Exercise objective
Give only the number of lines in the records that include the string "данных".
==*==
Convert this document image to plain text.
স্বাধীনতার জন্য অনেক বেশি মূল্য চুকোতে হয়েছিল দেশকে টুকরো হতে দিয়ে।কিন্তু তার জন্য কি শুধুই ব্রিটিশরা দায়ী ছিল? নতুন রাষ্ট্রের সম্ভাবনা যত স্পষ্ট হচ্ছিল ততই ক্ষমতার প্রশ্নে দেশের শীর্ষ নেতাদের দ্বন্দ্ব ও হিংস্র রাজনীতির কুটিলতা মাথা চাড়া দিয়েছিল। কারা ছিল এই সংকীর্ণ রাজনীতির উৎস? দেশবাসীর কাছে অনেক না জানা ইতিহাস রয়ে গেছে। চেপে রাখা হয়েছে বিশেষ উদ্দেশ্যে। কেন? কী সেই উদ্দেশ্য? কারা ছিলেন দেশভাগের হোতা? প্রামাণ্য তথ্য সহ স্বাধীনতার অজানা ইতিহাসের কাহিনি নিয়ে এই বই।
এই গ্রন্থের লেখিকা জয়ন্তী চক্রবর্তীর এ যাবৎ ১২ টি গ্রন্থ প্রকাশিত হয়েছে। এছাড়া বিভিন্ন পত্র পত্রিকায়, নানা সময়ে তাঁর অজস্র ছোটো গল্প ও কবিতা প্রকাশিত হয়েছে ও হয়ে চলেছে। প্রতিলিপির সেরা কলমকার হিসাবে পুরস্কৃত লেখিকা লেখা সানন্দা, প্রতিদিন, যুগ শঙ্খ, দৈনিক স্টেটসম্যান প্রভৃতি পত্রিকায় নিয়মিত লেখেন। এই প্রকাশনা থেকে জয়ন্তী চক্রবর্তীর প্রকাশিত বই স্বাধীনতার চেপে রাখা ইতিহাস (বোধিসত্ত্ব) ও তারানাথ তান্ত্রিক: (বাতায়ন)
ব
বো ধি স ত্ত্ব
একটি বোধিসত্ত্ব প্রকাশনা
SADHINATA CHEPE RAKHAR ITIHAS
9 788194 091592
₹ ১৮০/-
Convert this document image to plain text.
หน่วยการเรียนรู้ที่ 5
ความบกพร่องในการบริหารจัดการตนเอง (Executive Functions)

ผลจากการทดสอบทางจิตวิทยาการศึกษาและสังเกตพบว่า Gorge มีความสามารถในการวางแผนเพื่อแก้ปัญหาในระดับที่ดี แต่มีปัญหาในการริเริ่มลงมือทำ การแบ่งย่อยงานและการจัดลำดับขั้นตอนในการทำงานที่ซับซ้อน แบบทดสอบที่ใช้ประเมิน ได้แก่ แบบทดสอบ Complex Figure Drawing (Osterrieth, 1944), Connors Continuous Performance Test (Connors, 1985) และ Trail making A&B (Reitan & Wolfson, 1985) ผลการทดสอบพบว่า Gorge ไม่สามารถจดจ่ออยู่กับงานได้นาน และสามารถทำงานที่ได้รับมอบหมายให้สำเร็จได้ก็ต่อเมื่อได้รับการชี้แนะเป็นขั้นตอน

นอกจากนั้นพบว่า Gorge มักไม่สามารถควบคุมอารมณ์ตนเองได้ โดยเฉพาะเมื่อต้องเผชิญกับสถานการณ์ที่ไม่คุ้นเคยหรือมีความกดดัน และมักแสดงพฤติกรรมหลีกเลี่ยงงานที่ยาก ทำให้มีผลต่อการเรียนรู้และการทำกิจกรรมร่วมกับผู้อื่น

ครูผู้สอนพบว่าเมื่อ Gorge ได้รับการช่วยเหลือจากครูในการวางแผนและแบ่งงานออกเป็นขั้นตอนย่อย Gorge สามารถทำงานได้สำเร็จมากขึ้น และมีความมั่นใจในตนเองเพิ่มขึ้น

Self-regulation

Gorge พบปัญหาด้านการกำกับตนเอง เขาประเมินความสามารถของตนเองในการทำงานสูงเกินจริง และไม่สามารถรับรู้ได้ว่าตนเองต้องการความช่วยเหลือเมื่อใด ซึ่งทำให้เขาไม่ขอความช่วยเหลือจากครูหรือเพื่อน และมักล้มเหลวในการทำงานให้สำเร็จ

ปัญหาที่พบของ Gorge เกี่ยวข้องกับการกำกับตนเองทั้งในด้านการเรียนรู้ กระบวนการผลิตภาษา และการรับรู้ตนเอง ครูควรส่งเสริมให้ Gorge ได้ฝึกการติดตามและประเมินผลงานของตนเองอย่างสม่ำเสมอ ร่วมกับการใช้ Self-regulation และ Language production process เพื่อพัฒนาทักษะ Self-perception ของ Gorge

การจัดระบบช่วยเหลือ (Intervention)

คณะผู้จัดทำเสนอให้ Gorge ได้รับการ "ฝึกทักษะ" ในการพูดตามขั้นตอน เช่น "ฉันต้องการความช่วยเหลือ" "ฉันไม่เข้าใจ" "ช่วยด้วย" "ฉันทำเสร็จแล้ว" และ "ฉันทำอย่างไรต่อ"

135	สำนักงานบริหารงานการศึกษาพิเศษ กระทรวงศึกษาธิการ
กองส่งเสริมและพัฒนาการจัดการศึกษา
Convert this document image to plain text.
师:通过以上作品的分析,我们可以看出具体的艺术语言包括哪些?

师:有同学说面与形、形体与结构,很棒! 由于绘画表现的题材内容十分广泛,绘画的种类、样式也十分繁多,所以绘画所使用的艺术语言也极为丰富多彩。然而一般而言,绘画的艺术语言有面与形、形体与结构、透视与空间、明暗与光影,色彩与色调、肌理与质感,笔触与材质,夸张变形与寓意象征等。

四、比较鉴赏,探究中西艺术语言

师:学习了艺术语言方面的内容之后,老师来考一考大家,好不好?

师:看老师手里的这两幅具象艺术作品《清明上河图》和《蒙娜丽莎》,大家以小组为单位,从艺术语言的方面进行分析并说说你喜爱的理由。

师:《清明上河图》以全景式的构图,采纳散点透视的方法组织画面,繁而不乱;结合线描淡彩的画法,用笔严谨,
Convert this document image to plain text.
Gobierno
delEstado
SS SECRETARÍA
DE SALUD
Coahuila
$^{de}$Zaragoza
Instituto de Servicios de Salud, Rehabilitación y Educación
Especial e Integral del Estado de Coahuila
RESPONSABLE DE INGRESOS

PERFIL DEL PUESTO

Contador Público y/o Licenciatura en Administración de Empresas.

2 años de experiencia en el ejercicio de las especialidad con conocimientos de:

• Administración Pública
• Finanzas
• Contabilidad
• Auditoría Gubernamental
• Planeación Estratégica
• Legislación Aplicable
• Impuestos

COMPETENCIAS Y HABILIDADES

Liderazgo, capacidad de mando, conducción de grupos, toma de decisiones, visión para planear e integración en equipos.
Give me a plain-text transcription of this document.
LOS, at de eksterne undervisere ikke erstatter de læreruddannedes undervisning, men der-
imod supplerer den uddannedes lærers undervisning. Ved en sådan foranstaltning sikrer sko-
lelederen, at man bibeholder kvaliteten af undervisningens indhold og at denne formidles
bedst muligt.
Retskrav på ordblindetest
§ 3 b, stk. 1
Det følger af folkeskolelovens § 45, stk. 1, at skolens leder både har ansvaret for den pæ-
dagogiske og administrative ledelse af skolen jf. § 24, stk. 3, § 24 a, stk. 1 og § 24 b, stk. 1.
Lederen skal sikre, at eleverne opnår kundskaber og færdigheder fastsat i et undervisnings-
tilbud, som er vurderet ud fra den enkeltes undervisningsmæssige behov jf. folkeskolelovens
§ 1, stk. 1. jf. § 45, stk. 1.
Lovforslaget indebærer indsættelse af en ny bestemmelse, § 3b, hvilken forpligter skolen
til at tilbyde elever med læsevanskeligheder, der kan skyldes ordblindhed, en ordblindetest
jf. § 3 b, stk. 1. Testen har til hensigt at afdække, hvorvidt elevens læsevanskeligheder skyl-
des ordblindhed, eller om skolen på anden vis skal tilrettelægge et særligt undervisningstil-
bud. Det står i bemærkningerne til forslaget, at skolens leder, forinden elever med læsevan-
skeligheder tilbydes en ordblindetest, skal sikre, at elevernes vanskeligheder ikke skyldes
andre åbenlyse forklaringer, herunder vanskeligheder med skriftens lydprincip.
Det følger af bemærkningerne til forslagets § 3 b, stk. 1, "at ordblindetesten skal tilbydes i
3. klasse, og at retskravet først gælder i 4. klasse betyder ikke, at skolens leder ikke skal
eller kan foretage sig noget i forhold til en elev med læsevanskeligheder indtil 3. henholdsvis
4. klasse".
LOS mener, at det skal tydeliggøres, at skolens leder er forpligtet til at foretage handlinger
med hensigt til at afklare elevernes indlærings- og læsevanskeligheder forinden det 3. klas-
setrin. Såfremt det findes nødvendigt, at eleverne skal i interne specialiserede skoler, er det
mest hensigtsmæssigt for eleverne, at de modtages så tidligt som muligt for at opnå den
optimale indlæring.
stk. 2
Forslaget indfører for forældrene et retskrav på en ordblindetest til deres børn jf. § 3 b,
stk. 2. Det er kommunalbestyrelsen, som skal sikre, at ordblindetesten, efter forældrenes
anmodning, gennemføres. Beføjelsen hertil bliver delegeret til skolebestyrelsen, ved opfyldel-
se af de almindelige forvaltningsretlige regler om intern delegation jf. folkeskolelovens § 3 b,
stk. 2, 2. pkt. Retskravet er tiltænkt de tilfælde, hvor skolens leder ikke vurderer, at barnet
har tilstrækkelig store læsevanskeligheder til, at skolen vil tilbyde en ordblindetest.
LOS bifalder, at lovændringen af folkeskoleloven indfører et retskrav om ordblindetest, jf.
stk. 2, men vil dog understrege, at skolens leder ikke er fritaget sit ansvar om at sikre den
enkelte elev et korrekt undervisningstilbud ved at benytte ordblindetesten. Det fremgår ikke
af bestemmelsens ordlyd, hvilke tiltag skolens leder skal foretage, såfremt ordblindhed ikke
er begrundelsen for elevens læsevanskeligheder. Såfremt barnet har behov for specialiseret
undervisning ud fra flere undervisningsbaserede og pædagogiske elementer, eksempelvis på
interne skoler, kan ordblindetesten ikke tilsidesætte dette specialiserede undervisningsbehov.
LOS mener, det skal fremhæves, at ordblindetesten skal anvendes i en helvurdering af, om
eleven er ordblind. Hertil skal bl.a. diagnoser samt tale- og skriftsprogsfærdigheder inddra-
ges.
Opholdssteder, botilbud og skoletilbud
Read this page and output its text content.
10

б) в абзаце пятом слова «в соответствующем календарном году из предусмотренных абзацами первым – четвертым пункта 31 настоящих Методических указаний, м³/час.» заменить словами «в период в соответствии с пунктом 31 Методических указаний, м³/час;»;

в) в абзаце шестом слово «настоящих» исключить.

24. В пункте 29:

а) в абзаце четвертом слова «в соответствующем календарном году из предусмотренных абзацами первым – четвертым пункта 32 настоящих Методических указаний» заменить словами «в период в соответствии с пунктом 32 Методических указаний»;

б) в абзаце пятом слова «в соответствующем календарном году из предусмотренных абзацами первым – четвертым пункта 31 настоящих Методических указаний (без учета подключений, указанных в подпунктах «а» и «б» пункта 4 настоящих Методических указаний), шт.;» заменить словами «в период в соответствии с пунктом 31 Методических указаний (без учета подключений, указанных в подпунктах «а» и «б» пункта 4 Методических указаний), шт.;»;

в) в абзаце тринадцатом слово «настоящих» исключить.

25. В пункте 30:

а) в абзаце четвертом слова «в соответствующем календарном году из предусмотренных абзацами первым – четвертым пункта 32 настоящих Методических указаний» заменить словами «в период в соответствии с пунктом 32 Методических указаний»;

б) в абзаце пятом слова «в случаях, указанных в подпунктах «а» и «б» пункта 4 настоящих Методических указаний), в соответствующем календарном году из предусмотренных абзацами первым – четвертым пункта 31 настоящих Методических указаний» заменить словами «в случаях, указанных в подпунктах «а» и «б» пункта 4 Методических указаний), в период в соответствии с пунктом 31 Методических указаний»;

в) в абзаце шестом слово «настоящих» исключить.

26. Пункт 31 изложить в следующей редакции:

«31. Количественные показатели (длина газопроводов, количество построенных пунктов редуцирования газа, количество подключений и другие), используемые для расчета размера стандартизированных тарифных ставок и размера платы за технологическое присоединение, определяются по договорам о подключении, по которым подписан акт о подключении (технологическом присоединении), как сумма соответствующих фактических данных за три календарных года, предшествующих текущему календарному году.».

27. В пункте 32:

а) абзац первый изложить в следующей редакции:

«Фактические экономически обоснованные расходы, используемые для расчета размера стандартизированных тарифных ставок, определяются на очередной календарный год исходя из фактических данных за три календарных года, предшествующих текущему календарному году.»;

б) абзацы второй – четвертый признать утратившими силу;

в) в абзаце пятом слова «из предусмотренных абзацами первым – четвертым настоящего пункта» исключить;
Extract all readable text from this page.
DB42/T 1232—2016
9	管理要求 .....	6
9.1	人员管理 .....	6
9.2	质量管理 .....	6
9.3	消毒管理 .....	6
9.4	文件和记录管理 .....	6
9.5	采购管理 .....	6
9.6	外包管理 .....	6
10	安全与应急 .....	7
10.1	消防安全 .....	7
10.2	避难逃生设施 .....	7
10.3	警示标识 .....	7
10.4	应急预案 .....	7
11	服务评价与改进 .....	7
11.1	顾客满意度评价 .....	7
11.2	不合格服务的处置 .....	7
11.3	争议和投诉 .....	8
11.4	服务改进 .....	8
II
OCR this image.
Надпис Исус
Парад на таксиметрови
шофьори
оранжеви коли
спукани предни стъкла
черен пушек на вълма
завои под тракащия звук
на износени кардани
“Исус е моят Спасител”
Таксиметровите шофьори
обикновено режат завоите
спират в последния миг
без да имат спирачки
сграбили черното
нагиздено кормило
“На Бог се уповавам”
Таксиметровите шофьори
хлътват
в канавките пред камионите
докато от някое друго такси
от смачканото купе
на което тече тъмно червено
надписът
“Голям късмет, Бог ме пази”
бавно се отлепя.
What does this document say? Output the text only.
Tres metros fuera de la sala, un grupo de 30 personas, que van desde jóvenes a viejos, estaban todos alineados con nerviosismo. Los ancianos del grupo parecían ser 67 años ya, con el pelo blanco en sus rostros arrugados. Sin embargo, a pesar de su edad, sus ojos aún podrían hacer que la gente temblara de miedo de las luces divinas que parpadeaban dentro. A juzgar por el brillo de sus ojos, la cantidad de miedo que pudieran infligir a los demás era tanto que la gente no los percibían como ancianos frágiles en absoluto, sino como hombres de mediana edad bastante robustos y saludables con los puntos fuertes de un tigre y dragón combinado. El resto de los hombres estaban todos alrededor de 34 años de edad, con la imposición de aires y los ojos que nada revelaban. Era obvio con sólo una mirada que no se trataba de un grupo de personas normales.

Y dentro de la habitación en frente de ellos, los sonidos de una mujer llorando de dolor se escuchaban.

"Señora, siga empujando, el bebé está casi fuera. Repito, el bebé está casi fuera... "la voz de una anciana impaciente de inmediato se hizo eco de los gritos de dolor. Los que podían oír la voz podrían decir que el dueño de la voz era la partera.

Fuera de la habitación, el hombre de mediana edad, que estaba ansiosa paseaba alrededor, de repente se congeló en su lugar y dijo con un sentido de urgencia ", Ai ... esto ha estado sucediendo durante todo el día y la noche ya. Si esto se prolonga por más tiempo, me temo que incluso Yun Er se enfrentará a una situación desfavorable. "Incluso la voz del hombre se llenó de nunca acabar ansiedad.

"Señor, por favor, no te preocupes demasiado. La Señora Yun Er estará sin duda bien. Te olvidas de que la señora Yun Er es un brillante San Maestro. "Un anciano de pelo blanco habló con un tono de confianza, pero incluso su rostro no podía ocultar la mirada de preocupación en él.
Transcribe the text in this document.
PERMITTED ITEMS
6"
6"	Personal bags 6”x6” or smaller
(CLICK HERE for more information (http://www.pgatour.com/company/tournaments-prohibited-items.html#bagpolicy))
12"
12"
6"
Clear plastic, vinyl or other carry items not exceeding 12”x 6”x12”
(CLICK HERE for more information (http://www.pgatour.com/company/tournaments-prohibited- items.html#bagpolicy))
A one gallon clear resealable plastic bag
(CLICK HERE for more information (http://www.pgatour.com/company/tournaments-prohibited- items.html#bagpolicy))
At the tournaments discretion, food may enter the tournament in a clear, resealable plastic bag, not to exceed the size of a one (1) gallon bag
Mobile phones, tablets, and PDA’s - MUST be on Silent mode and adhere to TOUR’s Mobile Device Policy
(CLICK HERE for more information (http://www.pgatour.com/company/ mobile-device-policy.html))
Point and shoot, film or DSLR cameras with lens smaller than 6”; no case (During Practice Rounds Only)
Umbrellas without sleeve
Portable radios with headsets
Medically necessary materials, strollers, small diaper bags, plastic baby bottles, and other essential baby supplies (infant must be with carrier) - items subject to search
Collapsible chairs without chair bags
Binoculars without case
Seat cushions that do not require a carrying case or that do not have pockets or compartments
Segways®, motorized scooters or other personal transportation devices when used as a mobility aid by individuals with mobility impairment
==*==
Written response
2